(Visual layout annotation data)
——————————
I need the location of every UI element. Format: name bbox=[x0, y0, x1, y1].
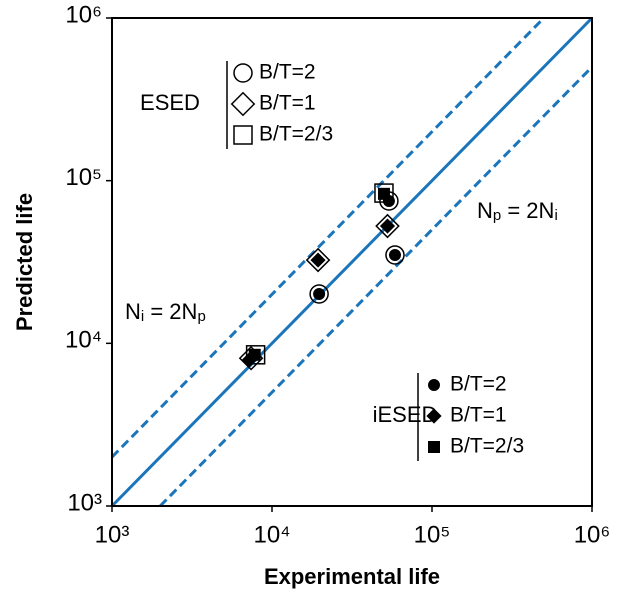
annotation-part: p bbox=[493, 207, 501, 224]
annotation-part: = 2N bbox=[501, 198, 554, 223]
y-tick-label: 10⁶ bbox=[65, 1, 102, 28]
legend-marker bbox=[233, 63, 253, 83]
plot-frame bbox=[111, 17, 593, 507]
x-tick-label: 10³ bbox=[95, 521, 130, 548]
annotation: Np = 2Ni bbox=[477, 198, 558, 225]
legend-label: B/T=2/3 bbox=[259, 123, 333, 146]
legend-label: B/T=1 bbox=[259, 92, 316, 115]
data-point bbox=[379, 218, 396, 234]
legend-title: ESED bbox=[140, 90, 200, 115]
annotation-part: = 2N bbox=[144, 299, 197, 324]
data-point bbox=[375, 213, 400, 239]
reference-line bbox=[159, 65, 594, 508]
data-point bbox=[310, 252, 326, 268]
x-axis-title: Experimental life bbox=[264, 564, 440, 589]
reference-line bbox=[110, 16, 545, 459]
legend-label: B/T=1 bbox=[450, 404, 507, 427]
legend-marker bbox=[426, 408, 442, 424]
data-point bbox=[313, 288, 326, 301]
annotation-part: N bbox=[477, 198, 493, 223]
legend-marker bbox=[428, 441, 440, 453]
y-axis-title: Predicted life bbox=[12, 193, 37, 331]
data-point bbox=[245, 345, 266, 365]
legend-marker bbox=[233, 125, 253, 145]
reference-line bbox=[110, 16, 594, 508]
data-point bbox=[377, 187, 390, 200]
annotation-part: N bbox=[125, 299, 141, 324]
y-tick-label: 10⁴ bbox=[65, 327, 102, 354]
data-point bbox=[248, 348, 261, 361]
annotation-part: p bbox=[197, 308, 205, 325]
legend-label: B/T=2 bbox=[259, 61, 316, 84]
y-tick-label: 10⁵ bbox=[65, 164, 102, 191]
legend-marker bbox=[230, 91, 256, 117]
y-tick-label: 10³ bbox=[67, 489, 102, 516]
annotation-part: i bbox=[554, 207, 557, 224]
annotation: Ni = 2Np bbox=[125, 299, 206, 326]
legend-marker bbox=[428, 379, 440, 391]
legend-title: iESED bbox=[373, 402, 438, 427]
annotation-part: i bbox=[141, 308, 144, 325]
data-point bbox=[385, 245, 405, 265]
x-tick-label: 10⁴ bbox=[253, 521, 290, 548]
legend-label: B/T=2 bbox=[450, 373, 507, 396]
legend-label: B/T=2/3 bbox=[450, 435, 524, 458]
data-point bbox=[305, 247, 331, 273]
data-point bbox=[309, 284, 329, 304]
data-point bbox=[388, 249, 401, 262]
x-tick-label: 10⁶ bbox=[574, 521, 611, 548]
x-tick-label: 10⁵ bbox=[414, 521, 451, 548]
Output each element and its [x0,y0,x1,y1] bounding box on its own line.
——————————
_Short exercise:_
Turn the lines of every item above into a numbered list, leaving out blank lines and the pictures.

_Task result:_
1. I need the location of every UI element. Format: name bbox=[x0, y0, x1, y1].
2. annotation-part: p bbox=[493, 207, 501, 224]
3. annotation-part: = 2N bbox=[501, 198, 554, 223]
4. y-tick-label: 10⁶ bbox=[65, 1, 102, 28]
5. legend-marker bbox=[233, 63, 253, 83]
6. plot-frame bbox=[111, 17, 593, 507]
7. x-tick-label: 10³ bbox=[95, 521, 130, 548]
8. annotation: Np = 2Ni bbox=[477, 198, 558, 225]
9. legend-label: B/T=2/3 bbox=[259, 123, 333, 146]
10. legend-label: B/T=1 bbox=[259, 92, 316, 115]
11. data-point bbox=[379, 218, 396, 234]
12. legend-title: ESED bbox=[140, 90, 200, 115]
13. annotation-part: = 2N bbox=[144, 299, 197, 324]
14. data-point bbox=[375, 213, 400, 239]
15. reference-line bbox=[159, 65, 594, 508]
16. data-point bbox=[310, 252, 326, 268]
17. x-axis-title: Experimental life bbox=[264, 564, 440, 589]
18. reference-line bbox=[110, 16, 545, 459]
19. legend-label: B/T=1 bbox=[450, 404, 507, 427]
20. legend-marker bbox=[426, 408, 442, 424]
21. data-point bbox=[313, 288, 326, 301]
22. annotation-part: N bbox=[477, 198, 493, 223]
23. legend-marker bbox=[428, 441, 440, 453]
24. y-axis-title: Predicted life bbox=[12, 193, 37, 331]
25. data-point bbox=[245, 345, 266, 365]
26. legend-marker bbox=[233, 125, 253, 145]
27. reference-line bbox=[110, 16, 594, 508]
28. data-point bbox=[377, 187, 390, 200]
29. annotation-part: N bbox=[125, 299, 141, 324]
30. y-tick-label: 10⁴ bbox=[65, 327, 102, 354]
31. data-point bbox=[248, 348, 261, 361]
32. annotation-part: p bbox=[197, 308, 205, 325]
33. legend-label: B/T=2 bbox=[259, 61, 316, 84]
34. y-tick-label: 10⁵ bbox=[65, 164, 102, 191]
35. legend-marker bbox=[230, 91, 256, 117]
36. y-tick-label: 10³ bbox=[67, 489, 102, 516]
37. annotation-part: i bbox=[554, 207, 557, 224]
38. annotation: Ni = 2Np bbox=[125, 299, 206, 326]
39. legend-marker bbox=[428, 379, 440, 391]
40. legend-title: iESED bbox=[373, 402, 438, 427]
41. annotation-part: i bbox=[141, 308, 144, 325]
42. data-point bbox=[385, 245, 405, 265]
43. x-tick-label: 10⁴ bbox=[253, 521, 290, 548]
44. legend-label: B/T=2 bbox=[450, 373, 507, 396]
45. legend-label: B/T=2/3 bbox=[450, 435, 524, 458]
46. data-point bbox=[305, 247, 331, 273]
47. data-point bbox=[309, 284, 329, 304]
48. data-point bbox=[388, 249, 401, 262]
49. x-tick-label: 10⁶ bbox=[574, 521, 611, 548]
50. x-tick-label: 10⁵ bbox=[414, 521, 451, 548]
51. Output each element and its [x0,y0,x1,y1] bounding box on its own line.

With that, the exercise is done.